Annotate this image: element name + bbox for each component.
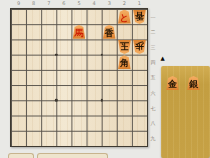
piece-kanji: 歩 xyxy=(135,41,144,53)
piece-kanji: 香 xyxy=(135,11,144,23)
square-5-1[interactable] xyxy=(71,9,86,24)
rank-label-四: 四 xyxy=(151,59,156,65)
square-8-6[interactable] xyxy=(26,85,41,100)
square-6-8[interactable] xyxy=(56,116,71,131)
square-7-4[interactable] xyxy=(41,55,56,70)
square-6-5[interactable] xyxy=(56,70,71,85)
sente-marker: ▲ xyxy=(161,55,165,61)
komadai-sente: 金銀 xyxy=(161,66,210,158)
square-4-9[interactable] xyxy=(87,131,102,146)
square-9-9[interactable] xyxy=(11,131,26,146)
square-6-7[interactable] xyxy=(56,100,71,115)
square-8-1[interactable] xyxy=(26,9,41,24)
square-2-7[interactable] xyxy=(117,100,132,115)
rank-label-七: 七 xyxy=(151,105,156,111)
file-label-2: 2 xyxy=(123,0,126,6)
file-label-1: 1 xyxy=(138,0,141,6)
square-6-2[interactable] xyxy=(56,24,71,39)
hand-piece-銀[interactable]: 銀 xyxy=(187,76,200,90)
file-label-8: 8 xyxy=(32,0,35,6)
square-6-1[interactable] xyxy=(56,9,71,24)
square-4-5[interactable] xyxy=(87,70,102,85)
piece-kanji: 馬 xyxy=(74,26,83,38)
square-3-5[interactable] xyxy=(102,70,117,85)
file-label-6: 6 xyxy=(62,0,65,6)
square-1-8[interactable] xyxy=(132,116,147,131)
square-1-9[interactable] xyxy=(132,131,147,146)
square-1-4[interactable] xyxy=(132,55,147,70)
square-4-2[interactable] xyxy=(87,24,102,39)
square-7-8[interactable] xyxy=(41,116,56,131)
square-4-3[interactable] xyxy=(87,39,102,54)
square-6-6[interactable] xyxy=(56,85,71,100)
rank-label-八: 八 xyxy=(151,120,156,126)
file-label-9: 9 xyxy=(17,0,20,6)
piece-kanji: と xyxy=(120,11,129,23)
rank-label-二: 二 xyxy=(151,29,156,35)
piece-box-edge xyxy=(8,153,34,158)
square-5-7[interactable] xyxy=(71,100,86,115)
square-8-8[interactable] xyxy=(26,116,41,131)
square-7-7[interactable] xyxy=(41,100,56,115)
square-9-5[interactable] xyxy=(11,70,26,85)
square-4-6[interactable] xyxy=(87,85,102,100)
square-3-6[interactable] xyxy=(102,85,117,100)
square-1-6[interactable] xyxy=(132,85,147,100)
square-3-8[interactable] xyxy=(102,116,117,131)
file-label-7: 7 xyxy=(47,0,50,6)
piece-kanji: 玉 xyxy=(120,41,129,53)
square-5-4[interactable] xyxy=(71,55,86,70)
square-2-9[interactable] xyxy=(117,131,132,146)
square-8-5[interactable] xyxy=(26,70,41,85)
square-1-2[interactable] xyxy=(132,24,147,39)
square-4-1[interactable] xyxy=(87,9,102,24)
square-8-2[interactable] xyxy=(26,24,41,39)
piece-kanji: 香 xyxy=(105,26,114,38)
square-7-5[interactable] xyxy=(41,70,56,85)
hand-piece-金[interactable]: 金 xyxy=(166,76,179,90)
square-2-8[interactable] xyxy=(117,116,132,131)
square-3-3[interactable] xyxy=(102,39,117,54)
square-5-8[interactable] xyxy=(71,116,86,131)
square-7-6[interactable] xyxy=(41,85,56,100)
rank-label-九: 九 xyxy=(151,135,156,141)
square-6-4[interactable] xyxy=(56,55,71,70)
square-8-3[interactable] xyxy=(26,39,41,54)
square-4-7[interactable] xyxy=(87,100,102,115)
square-1-7[interactable] xyxy=(132,100,147,115)
square-7-1[interactable] xyxy=(41,9,56,24)
square-9-7[interactable] xyxy=(11,100,26,115)
square-5-6[interactable] xyxy=(71,85,86,100)
file-label-3: 3 xyxy=(108,0,111,6)
square-5-3[interactable] xyxy=(71,39,86,54)
square-8-9[interactable] xyxy=(26,131,41,146)
square-7-9[interactable] xyxy=(41,131,56,146)
square-3-4[interactable] xyxy=(102,55,117,70)
square-2-2[interactable] xyxy=(117,24,132,39)
square-4-4[interactable] xyxy=(87,55,102,70)
piece-kanji: 角 xyxy=(120,56,129,68)
square-2-6[interactable] xyxy=(117,85,132,100)
square-3-7[interactable] xyxy=(102,100,117,115)
square-6-3[interactable] xyxy=(56,39,71,54)
square-5-5[interactable] xyxy=(71,70,86,85)
square-9-4[interactable] xyxy=(11,55,26,70)
square-3-9[interactable] xyxy=(102,131,117,146)
rank-label-一: 一 xyxy=(151,14,156,20)
piece-kanji: 金 xyxy=(168,77,177,89)
rank-label-五: 五 xyxy=(151,74,156,80)
piece-kanji: 銀 xyxy=(189,77,198,89)
square-4-8[interactable] xyxy=(87,116,102,131)
rank-label-六: 六 xyxy=(151,90,156,96)
square-1-5[interactable] xyxy=(132,70,147,85)
square-9-6[interactable] xyxy=(11,85,26,100)
file-label-4: 4 xyxy=(93,0,96,6)
square-2-5[interactable] xyxy=(117,70,132,85)
square-8-7[interactable] xyxy=(26,100,41,115)
square-9-2[interactable] xyxy=(11,24,26,39)
square-7-2[interactable] xyxy=(41,24,56,39)
square-6-9[interactable] xyxy=(56,131,71,146)
square-9-3[interactable] xyxy=(11,39,26,54)
square-5-9[interactable] xyxy=(71,131,86,146)
piece-tray-edge xyxy=(37,153,108,158)
file-label-5: 5 xyxy=(77,0,80,6)
rank-label-三: 三 xyxy=(151,44,156,50)
square-8-4[interactable] xyxy=(26,55,41,70)
square-7-3[interactable] xyxy=(41,39,56,54)
square-9-1[interactable] xyxy=(11,9,26,24)
square-9-8[interactable] xyxy=(11,116,26,131)
square-3-1[interactable] xyxy=(102,9,117,24)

-- -- --

> **Given exercise**: Please render every line above as a Markdown table with the columns Row and Line text, numbering the rows and skipping any blank lines. Omit the pictures from your table.

> **Response to this exercise**:
| Row | Line text |
|---|---|
| 1 | Annotate this image: element name + bbox for each component. |
| 2 | piece-kanji: 歩 xyxy=(135,41,144,53) |
| 3 | piece-kanji: 香 xyxy=(135,11,144,23) |
| 4 | square-5-1[interactable] xyxy=(71,9,86,24) |
| 5 | rank-label-四: 四 xyxy=(151,59,156,65) |
| 6 | square-8-6[interactable] xyxy=(26,85,41,100) |
| 7 | square-6-8[interactable] xyxy=(56,116,71,131) |
| 8 | square-7-4[interactable] xyxy=(41,55,56,70) |
| 9 | square-6-5[interactable] xyxy=(56,70,71,85) |
| 10 | sente-marker: ▲ xyxy=(161,55,165,61) |
| 11 | komadai-sente: 金銀 xyxy=(161,66,210,158) |
| 12 | square-4-9[interactable] xyxy=(87,131,102,146) |
| 13 | square-9-9[interactable] xyxy=(11,131,26,146) |
| 14 | square-6-7[interactable] xyxy=(56,100,71,115) |
| 15 | square-8-1[interactable] xyxy=(26,9,41,24) |
| 16 | square-2-7[interactable] xyxy=(117,100,132,115) |
| 17 | rank-label-七: 七 xyxy=(151,105,156,111) |
| 18 | file-label-2: 2 xyxy=(123,0,126,6) |
| 19 | file-label-1: 1 xyxy=(138,0,141,6) |
| 20 | square-6-2[interactable] xyxy=(56,24,71,39) |
| 21 | hand-piece-銀[interactable]: 銀 xyxy=(187,76,200,90) |
| 22 | file-label-8: 8 xyxy=(32,0,35,6) |
| 23 | square-6-1[interactable] xyxy=(56,9,71,24) |
| 24 | square-4-5[interactable] xyxy=(87,70,102,85) |
| 25 | piece-kanji: 馬 xyxy=(74,26,83,38) |
| 26 | square-3-5[interactable] xyxy=(102,70,117,85) |
| 27 | file-label-6: 6 xyxy=(62,0,65,6) |
| 28 | square-1-8[interactable] xyxy=(132,116,147,131) |
| 29 | square-1-9[interactable] xyxy=(132,131,147,146) |
| 30 | square-1-4[interactable] xyxy=(132,55,147,70) |
| 31 | square-4-2[interactable] xyxy=(87,24,102,39) |
| 32 | square-7-8[interactable] xyxy=(41,116,56,131) |
| 33 | square-4-3[interactable] xyxy=(87,39,102,54) |
| 34 | square-6-6[interactable] xyxy=(56,85,71,100) |
| 35 | rank-label-八: 八 xyxy=(151,120,156,126) |
| 36 | file-label-9: 9 xyxy=(17,0,20,6) |
| 37 | piece-kanji: と xyxy=(120,11,129,23) |
| 38 | rank-label-二: 二 xyxy=(151,29,156,35) |
| 39 | piece-box-edge xyxy=(8,153,34,158) |
| 40 | square-5-7[interactable] xyxy=(71,100,86,115) |
| 41 | square-8-8[interactable] xyxy=(26,116,41,131) |
| 42 | square-7-7[interactable] xyxy=(41,100,56,115) |
| 43 | square-9-5[interactable] xyxy=(11,70,26,85) |
| 44 | square-4-6[interactable] xyxy=(87,85,102,100) |
| 45 | square-3-6[interactable] xyxy=(102,85,117,100) |
| 46 | square-1-6[interactable] xyxy=(132,85,147,100) |
| 47 | square-3-8[interactable] xyxy=(102,116,117,131) |
| 48 | file-label-7: 7 xyxy=(47,0,50,6) |
| 49 | piece-kanji: 玉 xyxy=(120,41,129,53) |
| 50 | square-5-4[interactable] xyxy=(71,55,86,70) |
| 51 | square-2-9[interactable] xyxy=(117,131,132,146) |
| 52 | square-8-5[interactable] xyxy=(26,70,41,85) |
| 53 | square-1-2[interactable] xyxy=(132,24,147,39) |
| 54 | square-4-1[interactable] xyxy=(87,9,102,24) |
| 55 | square-8-2[interactable] xyxy=(26,24,41,39) |
| 56 | piece-kanji: 香 xyxy=(105,26,114,38) |
| 57 | square-7-5[interactable] xyxy=(41,70,56,85) |
| 58 | hand-piece-金[interactable]: 金 xyxy=(166,76,179,90) |
| 59 | square-2-8[interactable] xyxy=(117,116,132,131) |
| 60 | square-3-3[interactable] xyxy=(102,39,117,54) |
| 61 | square-5-8[interactable] xyxy=(71,116,86,131) |
| 62 | square-7-6[interactable] xyxy=(41,85,56,100) |
| 63 | rank-label-九: 九 xyxy=(151,135,156,141) |
| 64 | square-6-4[interactable] xyxy=(56,55,71,70) |
| 65 | square-8-3[interactable] xyxy=(26,39,41,54) |
| 66 | square-4-7[interactable] xyxy=(87,100,102,115) |
| 67 | square-1-7[interactable] xyxy=(132,100,147,115) |
| 68 | square-7-1[interactable] xyxy=(41,9,56,24) |
| 69 | square-9-7[interactable] xyxy=(11,100,26,115) |
| 70 | square-5-6[interactable] xyxy=(71,85,86,100) |
| 71 | file-label-3: 3 xyxy=(108,0,111,6) |
| 72 | square-5-3[interactable] xyxy=(71,39,86,54) |
| 73 | square-8-9[interactable] xyxy=(26,131,41,146) |
| 74 | square-7-9[interactable] xyxy=(41,131,56,146) |
| 75 | square-3-4[interactable] xyxy=(102,55,117,70) |
| 76 | square-2-2[interactable] xyxy=(117,24,132,39) |
| 77 | square-4-4[interactable] xyxy=(87,55,102,70) |
| 78 | piece-kanji: 角 xyxy=(120,56,129,68) |
| 79 | square-2-6[interactable] xyxy=(117,85,132,100) |
| 80 | square-3-7[interactable] xyxy=(102,100,117,115) |
| 81 | square-6-3[interactable] xyxy=(56,39,71,54) |
| 82 | square-5-5[interactable] xyxy=(71,70,86,85) |
| 83 | square-9-4[interactable] xyxy=(11,55,26,70) |
| 84 | square-3-9[interactable] xyxy=(102,131,117,146) |
| 85 | rank-label-一: 一 xyxy=(151,14,156,20) |
| 86 | piece-kanji: 金 xyxy=(168,77,177,89) |
| 87 | rank-label-五: 五 xyxy=(151,74,156,80) |
| 88 | piece-kanji: 銀 xyxy=(189,77,198,89) |
| 89 | square-4-8[interactable] xyxy=(87,116,102,131) |
| 90 | rank-label-六: 六 xyxy=(151,90,156,96) |
| 91 | square-1-5[interactable] xyxy=(132,70,147,85) |
| 92 | square-9-6[interactable] xyxy=(11,85,26,100) |
| 93 | file-label-4: 4 xyxy=(93,0,96,6) |
| 94 | square-2-5[interactable] xyxy=(117,70,132,85) |
| 95 | square-8-7[interactable] xyxy=(26,100,41,115) |
| 96 | square-9-2[interactable] xyxy=(11,24,26,39) |
| 97 | square-7-2[interactable] xyxy=(41,24,56,39) |
| 98 | square-6-9[interactable] xyxy=(56,131,71,146) |
| 99 | square-9-3[interactable] xyxy=(11,39,26,54) |
| 100 | square-5-9[interactable] xyxy=(71,131,86,146) |
| 101 | piece-tray-edge xyxy=(37,153,108,158) |
| 102 | file-label-5: 5 xyxy=(77,0,80,6) |
| 103 | rank-label-三: 三 xyxy=(151,44,156,50) |
| 104 | square-8-4[interactable] xyxy=(26,55,41,70) |
| 105 | square-7-3[interactable] xyxy=(41,39,56,54) |
| 106 | square-9-1[interactable] xyxy=(11,9,26,24) |
| 107 | square-9-8[interactable] xyxy=(11,116,26,131) |
| 108 | square-3-1[interactable] xyxy=(102,9,117,24) |